_Written exercise:_ Track down each line that has the word "this" and copy it.

_Dataset rows:_
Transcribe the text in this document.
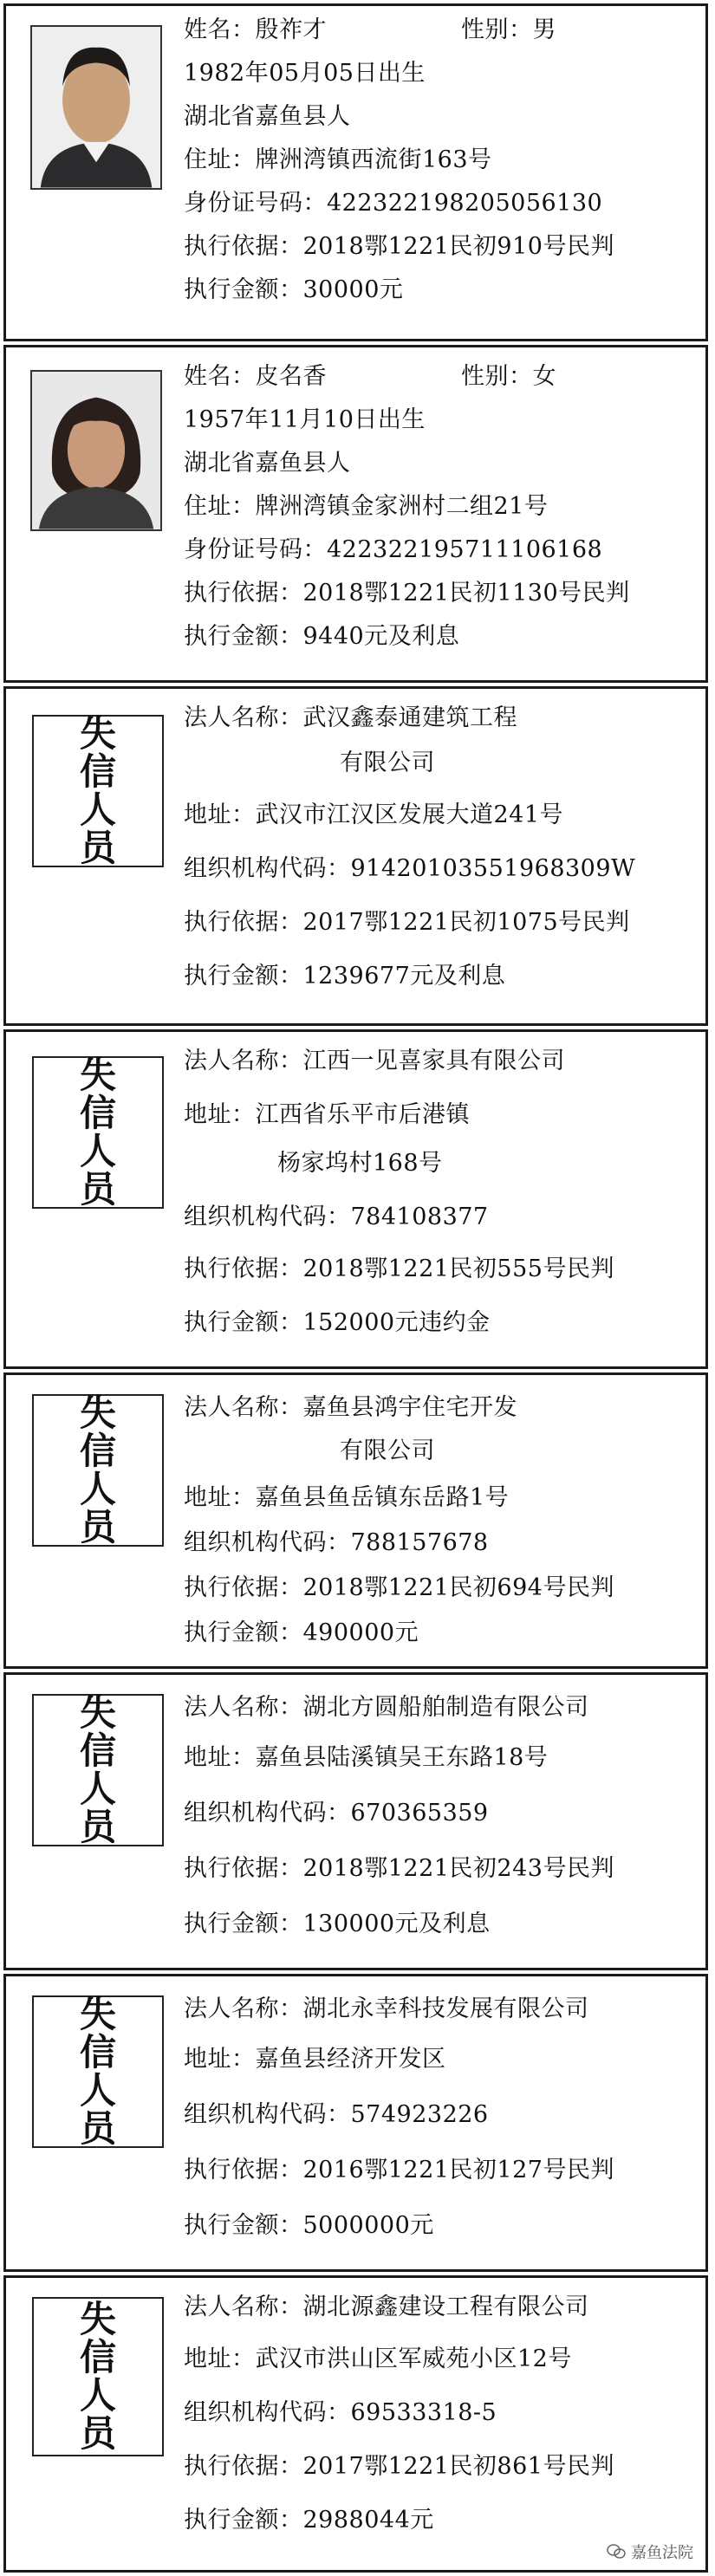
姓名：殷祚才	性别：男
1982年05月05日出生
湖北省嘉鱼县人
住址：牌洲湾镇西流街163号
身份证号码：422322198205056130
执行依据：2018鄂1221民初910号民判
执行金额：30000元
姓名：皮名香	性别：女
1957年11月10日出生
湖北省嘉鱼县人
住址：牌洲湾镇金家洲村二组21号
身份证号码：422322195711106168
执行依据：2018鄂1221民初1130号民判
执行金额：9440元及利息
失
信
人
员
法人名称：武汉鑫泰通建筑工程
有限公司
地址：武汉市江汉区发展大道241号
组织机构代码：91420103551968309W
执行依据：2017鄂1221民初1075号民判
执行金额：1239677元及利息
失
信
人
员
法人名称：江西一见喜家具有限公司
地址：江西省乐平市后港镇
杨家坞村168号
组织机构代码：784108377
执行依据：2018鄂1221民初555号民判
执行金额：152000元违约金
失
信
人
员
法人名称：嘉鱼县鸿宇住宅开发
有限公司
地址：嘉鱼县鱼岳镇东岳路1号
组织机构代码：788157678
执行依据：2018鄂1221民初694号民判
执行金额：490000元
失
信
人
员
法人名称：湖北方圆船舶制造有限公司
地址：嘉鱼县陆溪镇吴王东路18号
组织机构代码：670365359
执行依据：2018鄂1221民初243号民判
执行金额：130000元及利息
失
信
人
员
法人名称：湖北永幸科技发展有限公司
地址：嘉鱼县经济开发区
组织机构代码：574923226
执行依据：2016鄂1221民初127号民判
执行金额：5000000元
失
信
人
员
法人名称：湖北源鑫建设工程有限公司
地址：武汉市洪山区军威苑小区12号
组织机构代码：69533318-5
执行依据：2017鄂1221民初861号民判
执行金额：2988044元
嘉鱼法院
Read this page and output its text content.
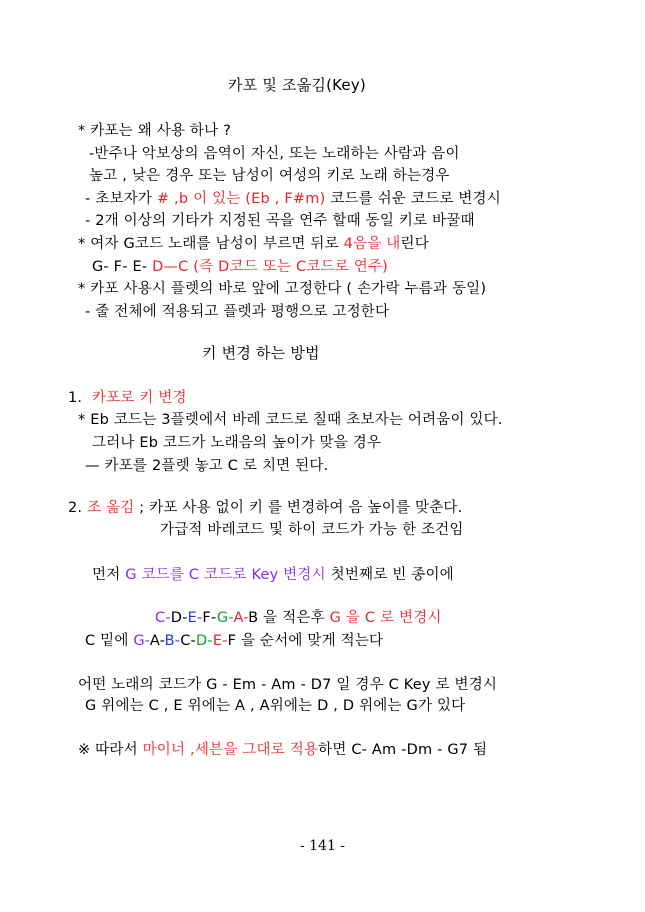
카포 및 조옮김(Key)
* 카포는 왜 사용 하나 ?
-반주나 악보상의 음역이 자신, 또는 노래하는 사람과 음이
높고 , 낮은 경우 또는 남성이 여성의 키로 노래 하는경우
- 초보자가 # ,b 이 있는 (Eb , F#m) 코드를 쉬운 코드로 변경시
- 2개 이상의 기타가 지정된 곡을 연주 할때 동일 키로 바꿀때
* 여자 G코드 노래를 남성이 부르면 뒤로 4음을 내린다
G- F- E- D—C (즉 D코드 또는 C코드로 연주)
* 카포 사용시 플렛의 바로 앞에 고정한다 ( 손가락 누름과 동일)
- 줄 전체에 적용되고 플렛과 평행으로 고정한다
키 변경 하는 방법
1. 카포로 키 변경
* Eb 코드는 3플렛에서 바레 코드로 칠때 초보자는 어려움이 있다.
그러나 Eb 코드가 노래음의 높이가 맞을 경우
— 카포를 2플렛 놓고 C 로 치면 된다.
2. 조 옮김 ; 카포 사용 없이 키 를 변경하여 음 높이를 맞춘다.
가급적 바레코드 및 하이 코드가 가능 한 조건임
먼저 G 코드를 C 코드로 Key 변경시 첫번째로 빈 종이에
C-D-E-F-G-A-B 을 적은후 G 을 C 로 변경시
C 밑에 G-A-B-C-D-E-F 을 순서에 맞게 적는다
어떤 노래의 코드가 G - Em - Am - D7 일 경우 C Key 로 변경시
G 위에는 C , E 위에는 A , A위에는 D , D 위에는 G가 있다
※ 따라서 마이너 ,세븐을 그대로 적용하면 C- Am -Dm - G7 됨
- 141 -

_Completed exercise:_
Transcribe the text in this document.
Read this page and output its text content.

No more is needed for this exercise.